Problem to work on
Extract all records. Keep each one exact.

○ ○ ○

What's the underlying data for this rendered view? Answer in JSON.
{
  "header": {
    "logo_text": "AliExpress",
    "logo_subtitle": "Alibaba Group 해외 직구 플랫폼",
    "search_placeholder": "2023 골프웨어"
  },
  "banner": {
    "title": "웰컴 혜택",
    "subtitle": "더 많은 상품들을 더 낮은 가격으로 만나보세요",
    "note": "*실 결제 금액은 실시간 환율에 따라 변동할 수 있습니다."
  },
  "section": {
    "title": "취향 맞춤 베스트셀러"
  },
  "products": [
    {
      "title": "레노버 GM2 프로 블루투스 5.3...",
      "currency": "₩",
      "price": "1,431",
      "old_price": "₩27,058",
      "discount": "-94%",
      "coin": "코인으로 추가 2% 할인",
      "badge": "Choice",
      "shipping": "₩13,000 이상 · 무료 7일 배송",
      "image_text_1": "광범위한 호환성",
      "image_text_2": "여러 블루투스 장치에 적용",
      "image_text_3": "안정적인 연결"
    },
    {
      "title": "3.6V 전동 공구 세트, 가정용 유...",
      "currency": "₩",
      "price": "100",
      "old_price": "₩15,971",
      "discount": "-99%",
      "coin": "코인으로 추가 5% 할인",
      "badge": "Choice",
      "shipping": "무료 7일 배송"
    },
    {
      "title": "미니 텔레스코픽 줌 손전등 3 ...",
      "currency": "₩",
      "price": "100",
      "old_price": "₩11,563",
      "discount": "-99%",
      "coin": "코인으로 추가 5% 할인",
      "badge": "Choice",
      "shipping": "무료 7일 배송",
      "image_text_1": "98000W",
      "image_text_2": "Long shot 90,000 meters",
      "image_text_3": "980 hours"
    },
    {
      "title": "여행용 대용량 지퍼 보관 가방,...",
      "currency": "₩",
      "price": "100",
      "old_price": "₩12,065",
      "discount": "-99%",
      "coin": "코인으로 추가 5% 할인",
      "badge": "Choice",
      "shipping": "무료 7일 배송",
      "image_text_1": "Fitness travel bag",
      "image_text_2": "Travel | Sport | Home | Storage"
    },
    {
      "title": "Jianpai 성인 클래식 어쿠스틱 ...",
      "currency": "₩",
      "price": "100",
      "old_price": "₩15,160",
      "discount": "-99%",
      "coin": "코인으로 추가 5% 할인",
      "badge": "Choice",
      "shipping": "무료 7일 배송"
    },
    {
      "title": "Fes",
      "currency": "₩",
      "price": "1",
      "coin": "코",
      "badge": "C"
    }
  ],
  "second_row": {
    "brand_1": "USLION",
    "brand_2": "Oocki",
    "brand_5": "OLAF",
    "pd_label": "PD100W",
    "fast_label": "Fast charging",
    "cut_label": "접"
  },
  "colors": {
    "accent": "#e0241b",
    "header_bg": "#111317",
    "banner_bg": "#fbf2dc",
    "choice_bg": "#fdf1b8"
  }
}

○ ○ ○

Task output
What's the underlying data for this rendered view? Answer in JSON.
{
  "header": {
    "logo_text": "AliExpress",
    "logo_subtitle": "Alibaba Group 해외 직구 플랫폼",
    "search_placeholder": "2023 골프웨어"
  },
  "banner": {
    "title": "웰컴 혜택",
    "subtitle": "더 많은 상품들을 더 낮은 가격으로 만나보세요",
    "note": "*실 결제 금액은 실시간 환율에 따라 변동할 수 있습니다."
  },
  "section": {
    "title": "취향 맞춤 베스트셀러"
  },
  "products": [
    {
      "title": "레노버 GM2 프로 블루투스 5.3...",
      "currency": "₩",
      "price": "1,431",
      "old_price": "₩27,058",
      "discount": "-94%",
      "coin": "코인으로 추가 2% 할인",
      "badge": "Choice",
      "shipping": "₩13,000 이상 · 무료 7일 배송",
      "image_text_1": "광범위한 호환성",
      "image_text_2": "여러 블루투스 장치에 적용",
      "image_text_3": "안정적인 연결"
    },
    {
      "title": "3.6V 전동 공구 세트, 가정용 유...",
      "currency": "₩",
      "price": "100",
      "old_price": "₩15,971",
      "discount": "-99%",
      "coin": "코인으로 추가 5% 할인",
      "badge": "Choice",
      "shipping": "무료 7일 배송"
    },
    {
      "title": "미니 텔레스코픽 줌 손전등 3 ...",
      "currency": "₩",
      "price": "100",
      "old_price": "₩11,563",
      "discount": "-99%",
      "coin": "코인으로 추가 5% 할인",
      "badge": "Choice",
      "shipping": "무료 7일 배송",
      "image_text_1": "98000W",
      "image_text_2": "Long shot 90,000 meters",
      "image_text_3": "980 hours"
    },
    {
      "title": "여행용 대용량 지퍼 보관 가방,...",
      "currency": "₩",
      "price": "100",
      "old_price": "₩12,065",
      "discount": "-99%",
      "coin": "코인으로 추가 5% 할인",
      "badge": "Choice",
      "shipping": "무료 7일 배송",
      "image_text_1": "Fitness travel bag",
      "image_text_2": "Travel | Sport | Home | Storage"
    },
    {
      "title": "Jianpai 성인 클래식 어쿠스틱 ...",
      "currency": "₩",
      "price": "100",
      "old_price": "₩15,160",
      "discount": "-99%",
      "coin": "코인으로 추가 5% 할인",
      "badge": "Choice",
      "shipping": "무료 7일 배송"
    },
    {
      "title": "Fes",
      "currency": "₩",
      "price": "1",
      "coin": "코",
      "badge": "C"
    }
  ],
  "second_row": {
    "brand_1": "USLION",
    "brand_2": "Oocki",
    "brand_5": "OLAF",
    "pd_label": "PD100W",
    "fast_label": "Fast charging",
    "cut_label": "접"
  },
  "colors": {
    "accent": "#e0241b",
    "header_bg": "#111317",
    "banner_bg": "#fbf2dc",
    "choice_bg": "#fdf1b8"
  }
}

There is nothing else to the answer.